** START **

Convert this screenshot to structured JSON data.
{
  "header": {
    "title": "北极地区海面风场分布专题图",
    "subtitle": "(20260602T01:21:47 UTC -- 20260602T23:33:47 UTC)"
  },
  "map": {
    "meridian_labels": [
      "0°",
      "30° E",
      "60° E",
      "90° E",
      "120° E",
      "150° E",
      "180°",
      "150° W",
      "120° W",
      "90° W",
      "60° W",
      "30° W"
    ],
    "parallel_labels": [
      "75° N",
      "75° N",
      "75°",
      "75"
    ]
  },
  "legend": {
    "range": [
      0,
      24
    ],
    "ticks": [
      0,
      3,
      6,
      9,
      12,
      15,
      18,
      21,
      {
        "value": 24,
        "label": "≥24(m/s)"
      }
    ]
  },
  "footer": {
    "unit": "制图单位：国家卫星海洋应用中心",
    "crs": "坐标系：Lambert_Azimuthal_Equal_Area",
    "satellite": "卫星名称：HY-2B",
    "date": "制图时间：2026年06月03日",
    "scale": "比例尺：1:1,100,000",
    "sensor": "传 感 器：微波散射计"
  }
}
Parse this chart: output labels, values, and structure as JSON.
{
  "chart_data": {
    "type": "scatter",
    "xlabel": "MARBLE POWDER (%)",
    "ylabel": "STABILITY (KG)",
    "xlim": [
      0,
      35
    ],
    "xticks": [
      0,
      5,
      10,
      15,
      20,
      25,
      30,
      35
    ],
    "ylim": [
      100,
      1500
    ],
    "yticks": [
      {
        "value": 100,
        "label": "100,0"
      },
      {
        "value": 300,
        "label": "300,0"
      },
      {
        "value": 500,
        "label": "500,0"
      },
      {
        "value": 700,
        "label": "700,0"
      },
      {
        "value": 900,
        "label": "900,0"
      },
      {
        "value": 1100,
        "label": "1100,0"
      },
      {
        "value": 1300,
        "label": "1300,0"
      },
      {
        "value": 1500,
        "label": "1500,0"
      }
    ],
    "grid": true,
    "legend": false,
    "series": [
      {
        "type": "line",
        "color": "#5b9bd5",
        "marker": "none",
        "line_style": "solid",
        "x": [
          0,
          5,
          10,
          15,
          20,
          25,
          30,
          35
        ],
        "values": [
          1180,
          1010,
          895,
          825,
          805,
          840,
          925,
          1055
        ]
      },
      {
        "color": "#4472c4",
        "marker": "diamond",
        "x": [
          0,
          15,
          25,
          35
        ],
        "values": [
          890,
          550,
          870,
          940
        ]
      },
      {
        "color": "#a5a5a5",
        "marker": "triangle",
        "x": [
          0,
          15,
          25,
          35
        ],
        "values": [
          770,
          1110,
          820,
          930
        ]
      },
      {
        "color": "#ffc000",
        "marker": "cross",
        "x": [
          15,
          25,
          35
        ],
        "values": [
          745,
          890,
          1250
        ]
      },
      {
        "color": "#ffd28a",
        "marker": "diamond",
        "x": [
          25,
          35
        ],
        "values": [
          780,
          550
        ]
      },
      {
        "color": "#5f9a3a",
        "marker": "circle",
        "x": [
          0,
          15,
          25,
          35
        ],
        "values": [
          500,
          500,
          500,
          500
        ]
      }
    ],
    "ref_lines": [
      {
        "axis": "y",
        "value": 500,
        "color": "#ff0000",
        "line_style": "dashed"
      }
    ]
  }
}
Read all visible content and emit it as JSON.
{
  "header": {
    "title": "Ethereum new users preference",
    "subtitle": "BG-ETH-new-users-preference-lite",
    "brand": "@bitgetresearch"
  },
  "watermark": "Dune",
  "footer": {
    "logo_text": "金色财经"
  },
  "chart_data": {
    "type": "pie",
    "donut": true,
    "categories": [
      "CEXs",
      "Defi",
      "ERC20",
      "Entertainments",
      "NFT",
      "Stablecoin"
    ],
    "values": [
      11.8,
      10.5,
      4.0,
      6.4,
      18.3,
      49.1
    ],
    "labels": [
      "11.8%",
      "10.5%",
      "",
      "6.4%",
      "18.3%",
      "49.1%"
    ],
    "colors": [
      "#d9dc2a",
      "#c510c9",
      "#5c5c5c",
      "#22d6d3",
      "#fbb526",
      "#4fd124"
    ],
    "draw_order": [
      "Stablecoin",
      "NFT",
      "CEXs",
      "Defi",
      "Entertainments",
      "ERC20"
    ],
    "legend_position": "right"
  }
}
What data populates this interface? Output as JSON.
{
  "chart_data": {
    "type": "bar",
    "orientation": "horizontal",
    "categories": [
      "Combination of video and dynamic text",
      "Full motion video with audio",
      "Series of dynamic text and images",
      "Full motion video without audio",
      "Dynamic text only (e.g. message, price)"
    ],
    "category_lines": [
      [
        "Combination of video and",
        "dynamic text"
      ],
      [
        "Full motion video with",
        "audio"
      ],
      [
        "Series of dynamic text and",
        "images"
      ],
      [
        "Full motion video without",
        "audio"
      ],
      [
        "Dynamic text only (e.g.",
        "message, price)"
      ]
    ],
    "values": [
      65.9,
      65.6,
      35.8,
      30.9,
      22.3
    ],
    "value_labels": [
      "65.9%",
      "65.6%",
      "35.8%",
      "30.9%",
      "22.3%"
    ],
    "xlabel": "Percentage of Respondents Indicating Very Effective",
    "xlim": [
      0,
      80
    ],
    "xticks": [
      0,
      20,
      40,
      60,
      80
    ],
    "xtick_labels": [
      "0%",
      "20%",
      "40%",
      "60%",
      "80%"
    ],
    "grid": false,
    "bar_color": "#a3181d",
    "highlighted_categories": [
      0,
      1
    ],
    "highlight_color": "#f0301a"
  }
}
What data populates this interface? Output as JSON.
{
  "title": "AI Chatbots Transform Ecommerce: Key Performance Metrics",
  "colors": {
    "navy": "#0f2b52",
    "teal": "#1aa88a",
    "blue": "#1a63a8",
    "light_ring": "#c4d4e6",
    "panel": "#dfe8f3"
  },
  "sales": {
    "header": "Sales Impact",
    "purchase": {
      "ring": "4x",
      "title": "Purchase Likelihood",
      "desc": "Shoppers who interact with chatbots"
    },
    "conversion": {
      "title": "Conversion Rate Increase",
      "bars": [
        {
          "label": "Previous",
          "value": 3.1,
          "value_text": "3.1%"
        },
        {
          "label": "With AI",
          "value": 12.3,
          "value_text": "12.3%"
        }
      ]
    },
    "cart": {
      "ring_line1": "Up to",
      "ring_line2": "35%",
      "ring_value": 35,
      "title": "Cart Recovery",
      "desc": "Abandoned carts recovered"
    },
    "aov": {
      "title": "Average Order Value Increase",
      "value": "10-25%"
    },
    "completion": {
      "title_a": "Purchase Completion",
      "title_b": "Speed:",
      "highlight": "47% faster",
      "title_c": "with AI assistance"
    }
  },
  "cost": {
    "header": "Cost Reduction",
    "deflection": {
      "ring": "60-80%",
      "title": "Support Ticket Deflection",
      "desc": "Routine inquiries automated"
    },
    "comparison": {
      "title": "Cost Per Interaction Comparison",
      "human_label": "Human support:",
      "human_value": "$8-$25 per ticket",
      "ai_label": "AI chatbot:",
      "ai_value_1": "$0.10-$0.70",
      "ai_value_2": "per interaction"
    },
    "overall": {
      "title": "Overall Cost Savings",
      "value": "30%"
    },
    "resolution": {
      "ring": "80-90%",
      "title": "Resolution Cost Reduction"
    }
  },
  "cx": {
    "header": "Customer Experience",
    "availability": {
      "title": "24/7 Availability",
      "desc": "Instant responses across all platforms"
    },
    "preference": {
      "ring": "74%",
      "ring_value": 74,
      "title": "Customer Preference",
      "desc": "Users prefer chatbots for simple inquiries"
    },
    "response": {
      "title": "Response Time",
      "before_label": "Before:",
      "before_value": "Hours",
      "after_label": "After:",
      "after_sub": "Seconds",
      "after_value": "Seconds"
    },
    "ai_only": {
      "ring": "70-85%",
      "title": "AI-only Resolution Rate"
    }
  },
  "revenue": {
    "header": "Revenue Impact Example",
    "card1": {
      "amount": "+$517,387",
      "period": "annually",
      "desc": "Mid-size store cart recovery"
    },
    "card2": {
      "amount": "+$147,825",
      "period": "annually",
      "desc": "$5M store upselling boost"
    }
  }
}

** END **

• DIRECTIVE
The records are above. How many lines in them contain the word "Customer"? Give the number alone.

• OUTPUT OF THE EXERCISE
2